WORK TO DO: Quote the whole listing word for word, please.

RAW RECORDS:
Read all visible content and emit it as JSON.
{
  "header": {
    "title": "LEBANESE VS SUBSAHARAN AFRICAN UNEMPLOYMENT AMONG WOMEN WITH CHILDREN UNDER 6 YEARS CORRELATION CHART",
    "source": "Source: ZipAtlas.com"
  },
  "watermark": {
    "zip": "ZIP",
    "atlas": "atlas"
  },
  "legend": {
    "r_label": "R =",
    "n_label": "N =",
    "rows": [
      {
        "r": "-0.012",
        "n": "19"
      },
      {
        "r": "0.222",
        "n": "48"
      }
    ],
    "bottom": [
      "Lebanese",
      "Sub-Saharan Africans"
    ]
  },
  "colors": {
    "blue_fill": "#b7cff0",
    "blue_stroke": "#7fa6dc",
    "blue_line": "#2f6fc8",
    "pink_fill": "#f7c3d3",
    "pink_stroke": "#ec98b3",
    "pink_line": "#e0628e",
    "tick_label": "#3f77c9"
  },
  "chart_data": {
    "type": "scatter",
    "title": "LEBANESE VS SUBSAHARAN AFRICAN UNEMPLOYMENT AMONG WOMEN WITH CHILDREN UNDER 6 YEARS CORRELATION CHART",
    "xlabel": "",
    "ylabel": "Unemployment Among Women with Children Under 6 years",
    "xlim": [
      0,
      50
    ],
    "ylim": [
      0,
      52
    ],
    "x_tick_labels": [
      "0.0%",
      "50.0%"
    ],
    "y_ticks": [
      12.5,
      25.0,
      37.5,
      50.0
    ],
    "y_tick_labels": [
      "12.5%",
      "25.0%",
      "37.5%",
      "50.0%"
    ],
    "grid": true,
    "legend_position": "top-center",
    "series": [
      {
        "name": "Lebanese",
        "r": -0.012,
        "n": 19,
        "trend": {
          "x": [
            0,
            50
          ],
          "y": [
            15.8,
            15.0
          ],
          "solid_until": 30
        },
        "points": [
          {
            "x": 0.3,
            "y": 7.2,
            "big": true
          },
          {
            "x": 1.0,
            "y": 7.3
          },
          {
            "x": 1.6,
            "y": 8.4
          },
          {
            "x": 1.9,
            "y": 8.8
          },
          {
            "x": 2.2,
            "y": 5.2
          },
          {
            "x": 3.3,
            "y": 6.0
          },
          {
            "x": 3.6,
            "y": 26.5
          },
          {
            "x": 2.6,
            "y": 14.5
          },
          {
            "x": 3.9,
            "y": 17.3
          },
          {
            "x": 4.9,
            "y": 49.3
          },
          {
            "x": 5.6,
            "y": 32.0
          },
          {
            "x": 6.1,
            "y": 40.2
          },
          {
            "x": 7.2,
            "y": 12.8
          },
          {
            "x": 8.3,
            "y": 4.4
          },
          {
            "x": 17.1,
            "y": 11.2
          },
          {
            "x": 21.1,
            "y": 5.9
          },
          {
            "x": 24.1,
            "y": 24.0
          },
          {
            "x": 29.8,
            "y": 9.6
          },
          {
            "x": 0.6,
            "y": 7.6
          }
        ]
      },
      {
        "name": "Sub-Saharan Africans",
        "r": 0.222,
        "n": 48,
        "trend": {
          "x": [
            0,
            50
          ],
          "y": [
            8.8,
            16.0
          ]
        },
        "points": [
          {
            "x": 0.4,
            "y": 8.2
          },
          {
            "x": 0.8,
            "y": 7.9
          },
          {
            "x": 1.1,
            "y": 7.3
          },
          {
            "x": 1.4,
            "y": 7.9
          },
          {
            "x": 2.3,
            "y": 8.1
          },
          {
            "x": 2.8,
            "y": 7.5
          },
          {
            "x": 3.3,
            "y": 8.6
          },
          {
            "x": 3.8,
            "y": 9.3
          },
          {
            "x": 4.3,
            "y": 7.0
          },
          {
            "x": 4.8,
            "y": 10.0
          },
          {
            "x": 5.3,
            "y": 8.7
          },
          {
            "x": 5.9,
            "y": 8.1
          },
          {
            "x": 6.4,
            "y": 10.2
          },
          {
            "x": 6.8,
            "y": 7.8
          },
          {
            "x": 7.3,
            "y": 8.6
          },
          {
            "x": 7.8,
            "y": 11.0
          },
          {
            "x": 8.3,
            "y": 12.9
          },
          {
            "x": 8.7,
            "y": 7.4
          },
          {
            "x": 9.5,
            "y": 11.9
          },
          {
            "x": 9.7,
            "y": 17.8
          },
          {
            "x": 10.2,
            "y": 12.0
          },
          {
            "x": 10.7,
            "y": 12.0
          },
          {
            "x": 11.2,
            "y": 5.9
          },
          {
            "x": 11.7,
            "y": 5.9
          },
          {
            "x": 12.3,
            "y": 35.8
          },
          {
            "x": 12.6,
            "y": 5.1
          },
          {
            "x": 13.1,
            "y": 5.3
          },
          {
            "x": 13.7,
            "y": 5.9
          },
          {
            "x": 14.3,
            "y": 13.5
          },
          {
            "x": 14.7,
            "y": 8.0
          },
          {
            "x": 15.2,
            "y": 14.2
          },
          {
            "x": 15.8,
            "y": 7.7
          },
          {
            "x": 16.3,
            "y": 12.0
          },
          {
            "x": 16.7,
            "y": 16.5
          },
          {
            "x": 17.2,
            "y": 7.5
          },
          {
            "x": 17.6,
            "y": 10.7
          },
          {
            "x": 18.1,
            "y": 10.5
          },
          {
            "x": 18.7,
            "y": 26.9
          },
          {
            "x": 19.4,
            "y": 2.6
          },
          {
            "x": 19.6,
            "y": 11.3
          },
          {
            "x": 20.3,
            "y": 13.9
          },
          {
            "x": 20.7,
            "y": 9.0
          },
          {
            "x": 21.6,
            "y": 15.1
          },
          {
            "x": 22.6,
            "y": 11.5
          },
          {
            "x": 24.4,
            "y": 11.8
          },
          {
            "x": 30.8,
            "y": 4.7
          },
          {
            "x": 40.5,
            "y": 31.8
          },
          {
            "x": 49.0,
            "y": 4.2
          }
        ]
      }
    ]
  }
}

TASK RESULT:
Read all visible content and emit it as JSON.
{
  "header": {
    "title": "LEBANESE VS SUBSAHARAN AFRICAN UNEMPLOYMENT AMONG WOMEN WITH CHILDREN UNDER 6 YEARS CORRELATION CHART",
    "source": "Source: ZipAtlas.com"
  },
  "watermark": {
    "zip": "ZIP",
    "atlas": "atlas"
  },
  "legend": {
    "r_label": "R =",
    "n_label": "N =",
    "rows": [
      {
        "r": "-0.012",
        "n": "19"
      },
      {
        "r": "0.222",
        "n": "48"
      }
    ],
    "bottom": [
      "Lebanese",
      "Sub-Saharan Africans"
    ]
  },
  "colors": {
    "blue_fill": "#b7cff0",
    "blue_stroke": "#7fa6dc",
    "blue_line": "#2f6fc8",
    "pink_fill": "#f7c3d3",
    "pink_stroke": "#ec98b3",
    "pink_line": "#e0628e",
    "tick_label": "#3f77c9"
  },
  "chart_data": {
    "type": "scatter",
    "title": "LEBANESE VS SUBSAHARAN AFRICAN UNEMPLOYMENT AMONG WOMEN WITH CHILDREN UNDER 6 YEARS CORRELATION CHART",
    "xlabel": "",
    "ylabel": "Unemployment Among Women with Children Under 6 years",
    "xlim": [
      0,
      50
    ],
    "ylim": [
      0,
      52
    ],
    "x_tick_labels": [
      "0.0%",
      "50.0%"
    ],
    "y_ticks": [
      12.5,
      25.0,
      37.5,
      50.0
    ],
    "y_tick_labels": [
      "12.5%",
      "25.0%",
      "37.5%",
      "50.0%"
    ],
    "grid": true,
    "legend_position": "top-center",
    "series": [
      {
        "name": "Lebanese",
        "r": -0.012,
        "n": 19,
        "trend": {
          "x": [
            0,
            50
          ],
          "y": [
            15.8,
            15.0
          ],
          "solid_until": 30
        },
        "points": [
          {
            "x": 0.3,
            "y": 7.2,
            "big": true
          },
          {
            "x": 1.0,
            "y": 7.3
          },
          {
            "x": 1.6,
            "y": 8.4
          },
          {
            "x": 1.9,
            "y": 8.8
          },
          {
            "x": 2.2,
            "y": 5.2
          },
          {
            "x": 3.3,
            "y": 6.0
          },
          {
            "x": 3.6,
            "y": 26.5
          },
          {
            "x": 2.6,
            "y": 14.5
          },
          {
            "x": 3.9,
            "y": 17.3
          },
          {
            "x": 4.9,
            "y": 49.3
          },
          {
            "x": 5.6,
            "y": 32.0
          },
          {
            "x": 6.1,
            "y": 40.2
          },
          {
            "x": 7.2,
            "y": 12.8
          },
          {
            "x": 8.3,
            "y": 4.4
          },
          {
            "x": 17.1,
            "y": 11.2
          },
          {
            "x": 21.1,
            "y": 5.9
          },
          {
            "x": 24.1,
            "y": 24.0
          },
          {
            "x": 29.8,
            "y": 9.6
          },
          {
            "x": 0.6,
            "y": 7.6
          }
        ]
      },
      {
        "name": "Sub-Saharan Africans",
        "r": 0.222,
        "n": 48,
        "trend": {
          "x": [
            0,
            50
          ],
          "y": [
            8.8,
            16.0
          ]
        },
        "points": [
          {
            "x": 0.4,
            "y": 8.2
          },
          {
            "x": 0.8,
            "y": 7.9
          },
          {
            "x": 1.1,
            "y": 7.3
          },
          {
            "x": 1.4,
            "y": 7.9
          },
          {
            "x": 2.3,
            "y": 8.1
          },
          {
            "x": 2.8,
            "y": 7.5
          },
          {
            "x": 3.3,
            "y": 8.6
          },
          {
            "x": 3.8,
            "y": 9.3
          },
          {
            "x": 4.3,
            "y": 7.0
          },
          {
            "x": 4.8,
            "y": 10.0
          },
          {
            "x": 5.3,
            "y": 8.7
          },
          {
            "x": 5.9,
            "y": 8.1
          },
          {
            "x": 6.4,
            "y": 10.2
          },
          {
            "x": 6.8,
            "y": 7.8
          },
          {
            "x": 7.3,
            "y": 8.6
          },
          {
            "x": 7.8,
            "y": 11.0
          },
          {
            "x": 8.3,
            "y": 12.9
          },
          {
            "x": 8.7,
            "y": 7.4
          },
          {
            "x": 9.5,
            "y": 11.9
          },
          {
            "x": 9.7,
            "y": 17.8
          },
          {
            "x": 10.2,
            "y": 12.0
          },
          {
            "x": 10.7,
            "y": 12.0
          },
          {
            "x": 11.2,
            "y": 5.9
          },
          {
            "x": 11.7,
            "y": 5.9
          },
          {
            "x": 12.3,
            "y": 35.8
          },
          {
            "x": 12.6,
            "y": 5.1
          },
          {
            "x": 13.1,
            "y": 5.3
          },
          {
            "x": 13.7,
            "y": 5.9
          },
          {
            "x": 14.3,
            "y": 13.5
          },
          {
            "x": 14.7,
            "y": 8.0
          },
          {
            "x": 15.2,
            "y": 14.2
          },
          {
            "x": 15.8,
            "y": 7.7
          },
          {
            "x": 16.3,
            "y": 12.0
          },
          {
            "x": 16.7,
            "y": 16.5
          },
          {
            "x": 17.2,
            "y": 7.5
          },
          {
            "x": 17.6,
            "y": 10.7
          },
          {
            "x": 18.1,
            "y": 10.5
          },
          {
            "x": 18.7,
            "y": 26.9
          },
          {
            "x": 19.4,
            "y": 2.6
          },
          {
            "x": 19.6,
            "y": 11.3
          },
          {
            "x": 20.3,
            "y": 13.9
          },
          {
            "x": 20.7,
            "y": 9.0
          },
          {
            "x": 21.6,
            "y": 15.1
          },
          {
            "x": 22.6,
            "y": 11.5
          },
          {
            "x": 24.4,
            "y": 11.8
          },
          {
            "x": 30.8,
            "y": 4.7
          },
          {
            "x": 40.5,
            "y": 31.8
          },
          {
            "x": 49.0,
            "y": 4.2
          }
        ]
      }
    ]
  }
}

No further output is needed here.